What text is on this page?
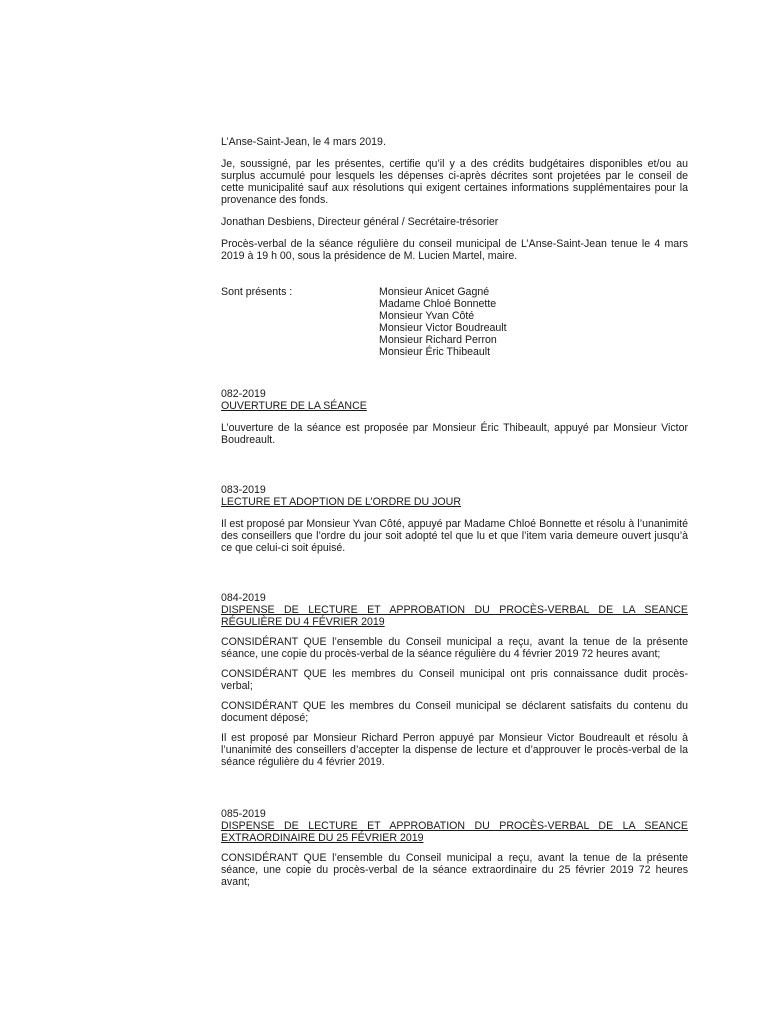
L’Anse-Saint-Jean, le 4 mars 2019.

Je, soussigné, par les présentes, certifie qu’il y a des crédits budgétaires disponibles et/ou au surplus accumulé pour lesquels les dépenses ci-après décrites sont projetées par le conseil de cette municipalité sauf aux résolutions qui exigent certaines informations supplémentaires pour la provenance des fonds.

Jonathan Desbiens, Directeur général / Secrétaire-trésorier

Procès-verbal de la séance régulière du conseil municipal de L’Anse-Saint-Jean tenue le 4 mars 2019 à 19 h 00, sous la présidence de M. Lucien Martel, maire.

Sont présents :	Monsieur Anicet Gagné
Madame Chloé Bonnette
Monsieur Yvan Côté
Monsieur Victor Boudreault
Monsieur Richard Perron
Monsieur Éric Thibeault

082-2019

OUVERTURE DE LA SÉANCE

L’ouverture de la séance est proposée par Monsieur Éric Thibeault, appuyé par Monsieur Victor Boudreault.

083-2019

LECTURE ET ADOPTION DE L’ORDRE DU JOUR

Il est proposé par Monsieur Yvan Côté, appuyé par Madame Chloé Bonnette et résolu à l’unanimité des conseillers que l’ordre du jour soit adopté tel que lu et que l’item varia demeure ouvert jusqu’à ce que celui-ci soit épuisé.

084-2019

DISPENSE DE LECTURE ET APPROBATION DU PROCÈS-VERBAL DE LA SEANCE RÉGULIÈRE DU 4 FÉVRIER 2019

CONSIDÉRANT QUE l’ensemble du Conseil municipal a reçu, avant la tenue de la présente séance, une copie du procès-verbal de la séance régulière du 4 février 2019 72 heures avant;

CONSIDÉRANT QUE les membres du Conseil municipal ont pris connaissance dudit procès-verbal;

CONSIDÉRANT QUE les membres du Conseil municipal se déclarent satisfaits du contenu du document déposé;

Il est proposé par Monsieur Richard Perron appuyé par Monsieur Victor Boudreault et résolu à l’unanimité des conseillers d’accepter la dispense de lecture et d’approuver le procès-verbal de la séance régulière du 4 février 2019.

085-2019

DISPENSE DE LECTURE ET APPROBATION DU PROCÈS-VERBAL DE LA SEANCE EXTRAORDINAIRE DU 25 FÉVRIER 2019

CONSIDÉRANT QUE l’ensemble du Conseil municipal a reçu, avant la tenue de la présente séance, une copie du procès-verbal de la séance extraordinaire du 25 février 2019 72 heures avant;
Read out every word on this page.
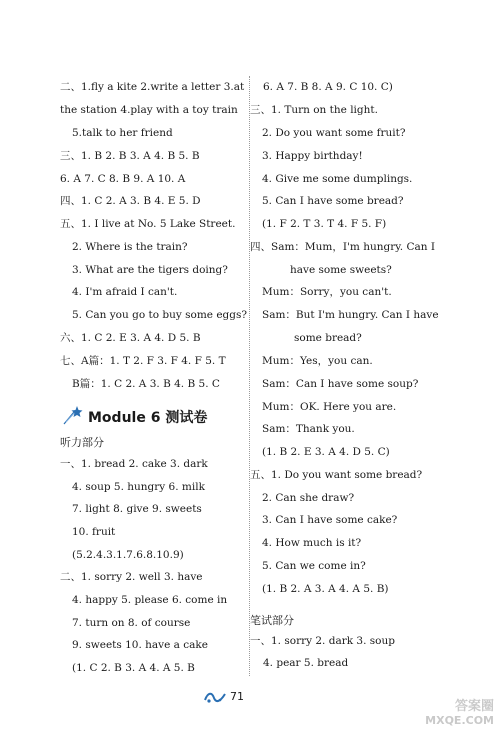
二、1.fly a kite 2.write a letter 3.at
the station 4.play with a toy train
5.talk to her friend
三、1. B 2. B 3. A 4. B 5. B
6. A 7. C 8. B 9. A 10. A
四、1. C 2. A 3. B 4. E 5. D
五、1. I live at No. 5 Lake Street.
2. Where is the train?
3. What are the tigers doing?
4. I'm afraid I can't.
5. Can you go to buy some eggs?
六、1. C 2. E 3. A 4. D 5. B
七、A篇：1. T 2. F 3. F 4. F 5. T
B篇：1. C 2. A 3. B 4. B 5. C
Module 6 测试卷
听力部分
一、1. bread 2. cake 3. dark
4. soup 5. hungry 6. milk
7. light 8. give 9. sweets
10. fruit
(5.2.4.3.1.7.6.8.10.9)
二、1. sorry 2. well 3. have
4. happy 5. please 6. come in
7. turn on 8. of course
9. sweets 10. have a cake
(1. C 2. B 3. A 4. A 5. B
6. A 7. B 8. A 9. C 10. C)
三、1. Turn on the light.
2. Do you want some fruit?
3. Happy birthday!
4. Give me some dumplings.
5. Can I have some bread?
(1. F 2. T 3. T 4. F 5. F)
四、Sam：Mum，I'm hungry. Can I
have some sweets?
Mum：Sorry，you can't.
Sam：But I'm hungry. Can I have
some bread?
Mum：Yes，you can.
Sam：Can I have some soup?
Mum：OK. Here you are.
Sam：Thank you.
(1. B 2. E 3. A 4. D 5. C)
五、1. Do you want some bread?
2. Can she draw?
3. Can I have some cake?
4. How much is it?
5. Can we come in?
(1. B 2. A 3. A 4. A 5. B)
笔试部分
一、1. sorry 2. dark 3. soup
4. pear 5. bread
71
答案圈
MXQE.COM
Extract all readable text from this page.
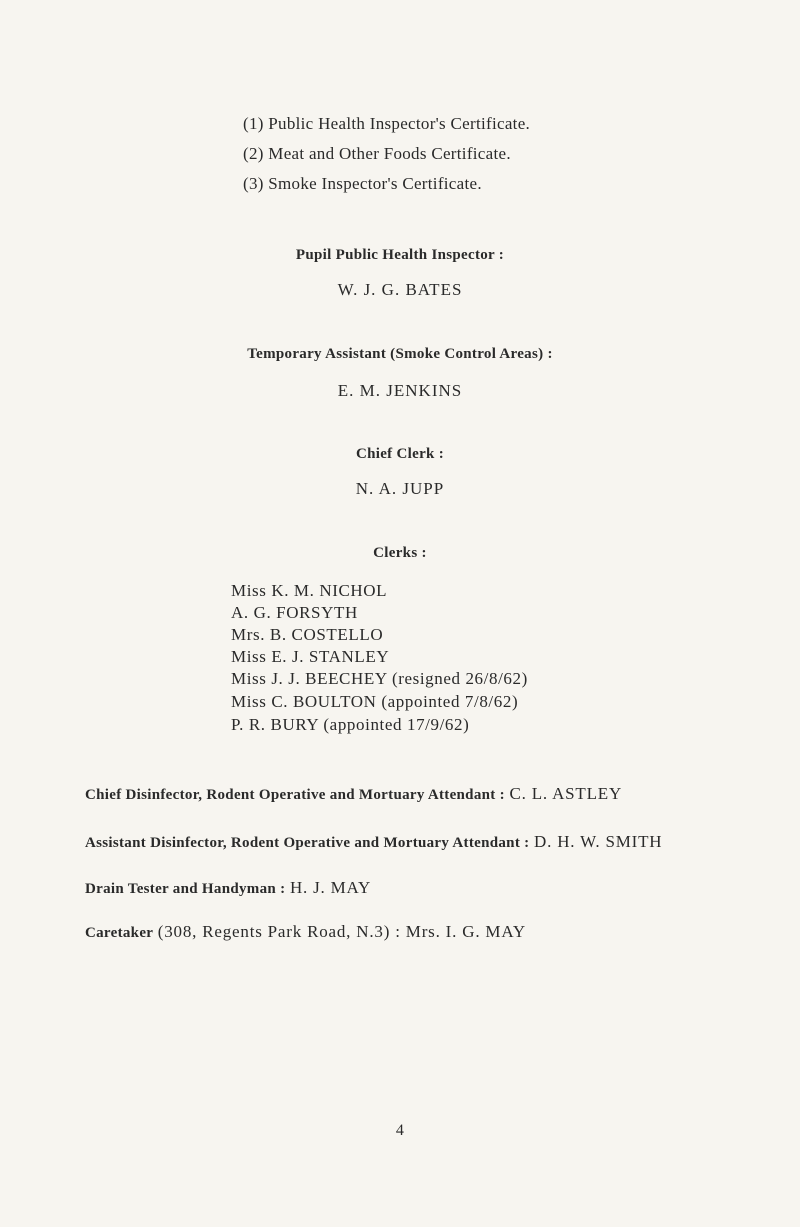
(1) Public Health Inspector's Certificate.
(2) Meat and Other Foods Certificate.
(3) Smoke Inspector's Certificate.
Pupil Public Health Inspector :
W. J. G. BATES
Temporary Assistant (Smoke Control Areas) :
E. M. JENKINS
Chief Clerk :
N. A. JUPP
Clerks :
Miss K. M. NICHOL
A. G. FORSYTH
Mrs. B. COSTELLO
Miss E. J. STANLEY
Miss J. J. BEECHEY (resigned 26/8/62)
Miss C. BOULTON (appointed 7/8/62)
P. R. BURY (appointed 17/9/62)
Chief Disinfector, Rodent Operative and Mortuary Attendant : C. L. ASTLEY
Assistant Disinfector, Rodent Operative and Mortuary Attendant : D. H. W. SMITH
Drain Tester and Handyman : H. J. MAY
Caretaker (308, Regents Park Road, N.3) : Mrs. I. G. MAY
4
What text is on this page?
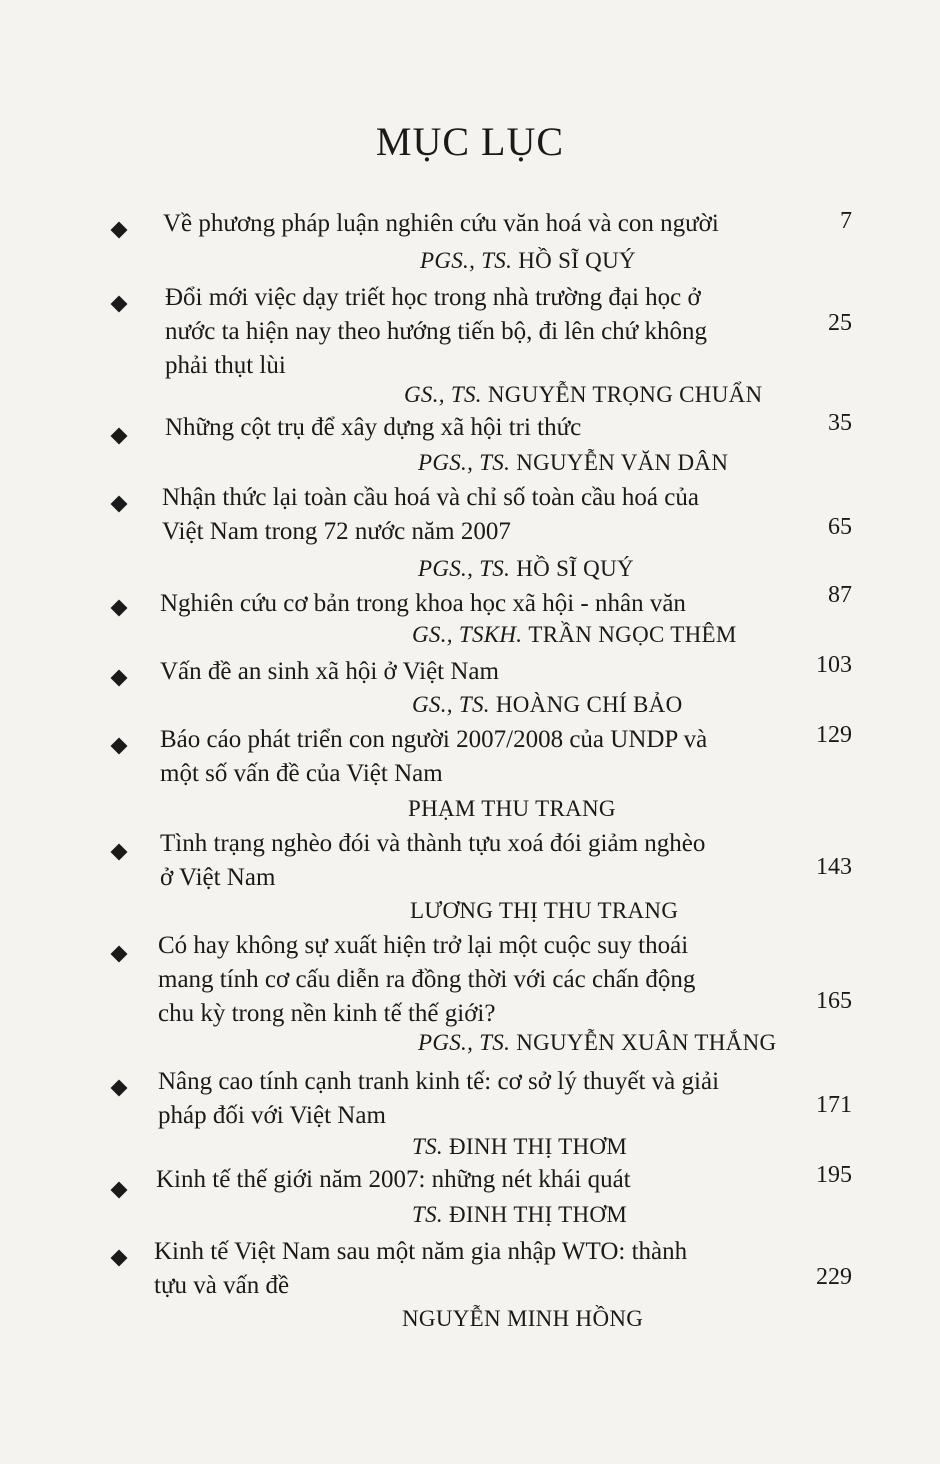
MỤC LỤC
Về phương pháp luận nghiên cứu văn hoá và con người	7
PGS., TS. HỒ SĨ QUÝ
Đổi mới việc dạy triết học trong nhà trường đại học ở
nước ta hiện nay theo hướng tiến bộ, đi lên chứ không
phải thụt lùi
25
GS., TS. NGUYỄN TRỌNG CHUẨN
Những cột trụ để xây dựng xã hội tri thức	35
PGS., TS. NGUYỄN VĂN DÂN
Nhận thức lại toàn cầu hoá và chỉ số toàn cầu hoá của
Việt Nam trong 72 nước năm 2007	65
PGS., TS. HỒ SĨ QUÝ
Nghiên cứu cơ bản trong khoa học xã hội - nhân văn	87
GS., TSKH. TRẦN NGỌC THÊM
Vấn đề an sinh xã hội ở Việt Nam	103
GS., TS. HOÀNG CHÍ BẢO
Báo cáo phát triển con người 2007/2008 của UNDP và
một số vấn đề của Việt Nam
129
PHẠM THU TRANG
Tình trạng nghèo đói và thành tựu xoá đói giảm nghèo
ở Việt Nam	143
LƯƠNG THỊ THU TRANG
Có hay không sự xuất hiện trở lại một cuộc suy thoái
mang tính cơ cấu diễn ra đồng thời với các chấn động
chu kỳ trong nền kinh tế thế giới?	165
PGS., TS. NGUYỄN XUÂN THẮNG
Nâng cao tính cạnh tranh kinh tế: cơ sở lý thuyết và giải
pháp đối với Việt Nam	171
TS. ĐINH THỊ THƠM
Kinh tế thế giới năm 2007: những nét khái quát	195
TS. ĐINH THỊ THƠM
Kinh tế Việt Nam sau một năm gia nhập WTO: thành
tựu và vấn đề	229
NGUYỄN MINH HỒNG
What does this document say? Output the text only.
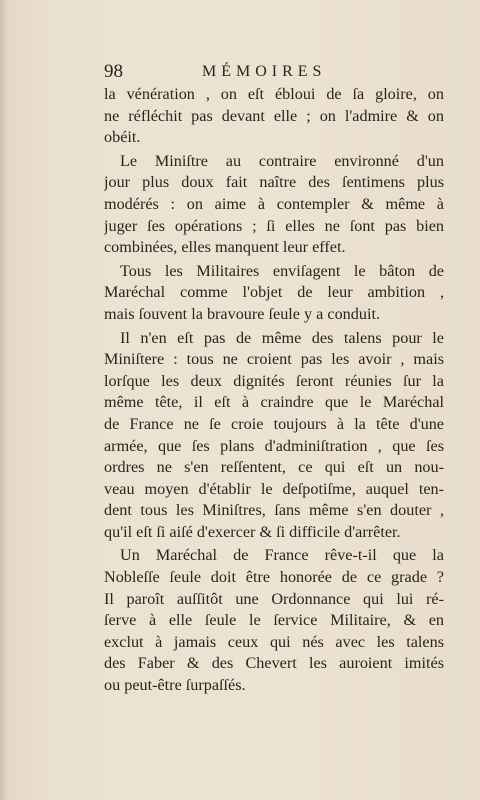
98	MÉMOIRES

la vénération , on eſt ébloui de ſa gloire, on
ne réfléchit pas devant elle ; on l'admire & on
obéit.

Le Miniſtre au contraire environné d'un
jour plus doux fait naître des ſentimens plus
modérés : on aime à contempler & même à
juger ſes opérations ; ſi elles ne ſont pas bien
combinées, elles manquent leur effet.

Tous les Militaires enviſagent le bâton de
Maréchal comme l'objet de leur ambition ,
mais ſouvent la bravoure ſeule y a conduit.

Il n'en eſt pas de même des talens pour le
Miniſtere : tous ne croient pas les avoir , mais
lorſque les deux dignités ſeront réunies ſur la
même tête, il eſt à craindre que le Maréchal
de France ne ſe croie toujours à la tête d'une
armée, que ſes plans d'adminiſtration , que ſes
ordres ne s'en reſſentent, ce qui eſt un nou-
veau moyen d'établir le deſpotiſme, auquel ten-
dent tous les Miniſtres, ſans même s'en douter ,
qu'il eſt ſi aiſé d'exercer & ſi difficile d'arrêter.

Un Maréchal de France rêve-t-il que la
Nobleſſe ſeule doit être honorée de ce grade ?
Il paroît auſſitôt une Ordonnance qui lui ré-
ſerve à elle ſeule le ſervice Militaire, & en
exclut à jamais ceux qui nés avec les talens
des Faber & des Chevert les auroient imités
ou peut-être ſurpaſſés.
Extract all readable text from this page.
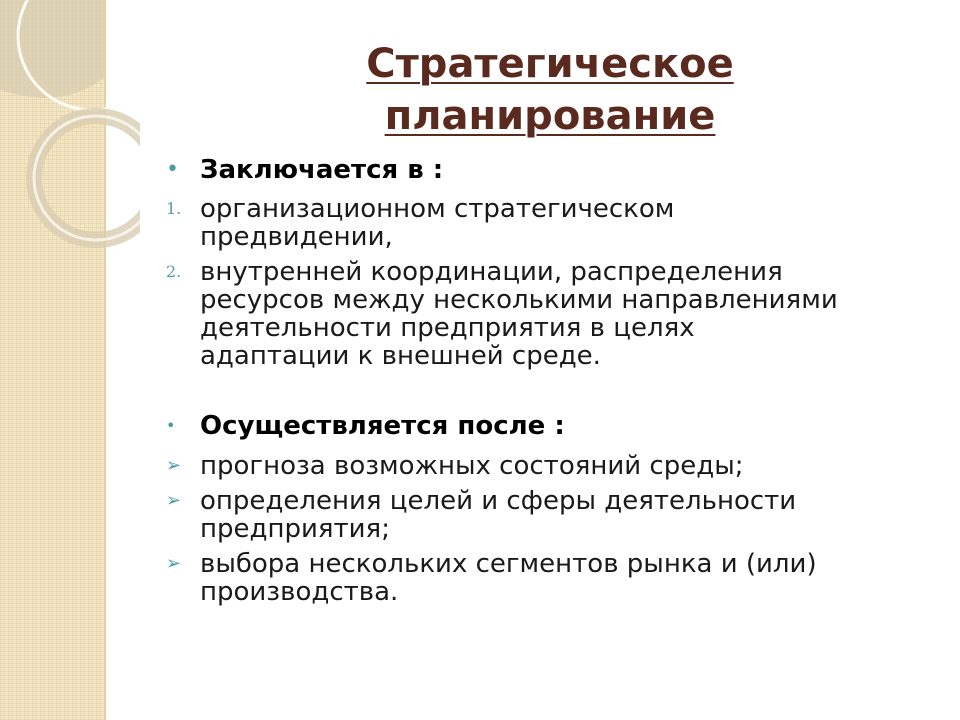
Стратегическое
планирование
• Заключается в :
1. организационном стратегическом
предвидении,
2. внутренней координации, распределения
ресурсов между несколькими направлениями
деятельности предприятия в целях
адаптации к внешней среде.
• Осуществляется после :
➢ прогноза возможных состояний среды;
➢ определения целей и сферы деятельности
предприятия;
➢ выбора нескольких сегментов рынка и (или)
производства.
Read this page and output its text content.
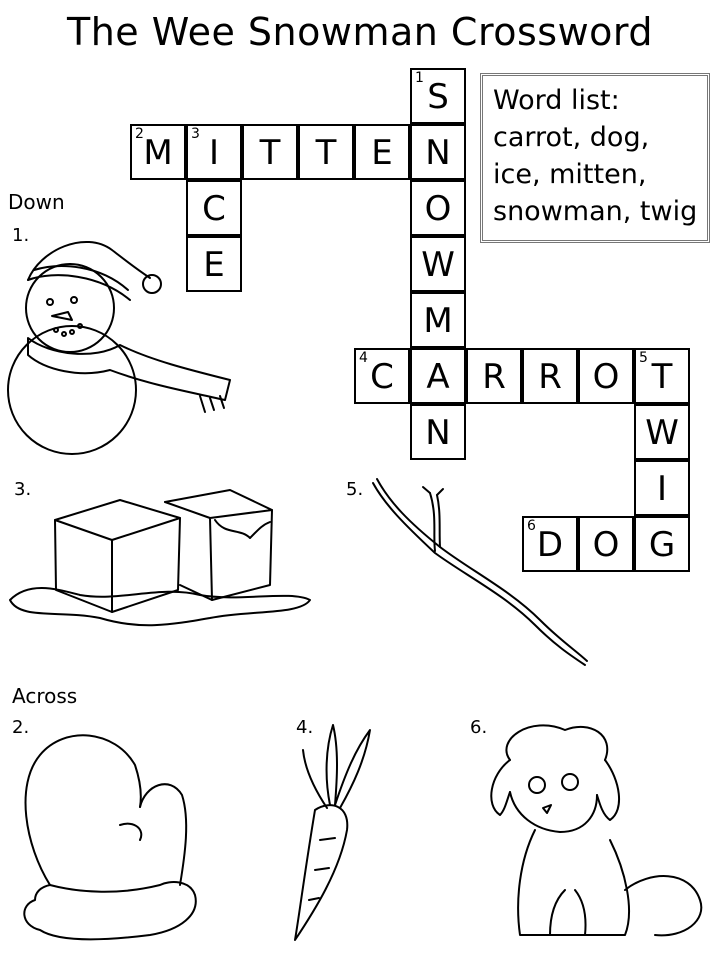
The Wee Snowman Crossword
1 S
2 M	3 I	T	T	E N
C	O
E	W
M
4 C A R R O	5 T
N	W
I
6 D O G
Word list:
carrot, dog,
ice, mitten,
snowman, twig
Down
Across
1.
3.	5.
2.	4.	6.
::::
**Problem to work on**
Lines in the records that hold the word "bread" are to be counted; give only the total.

**Solution to this problem**
5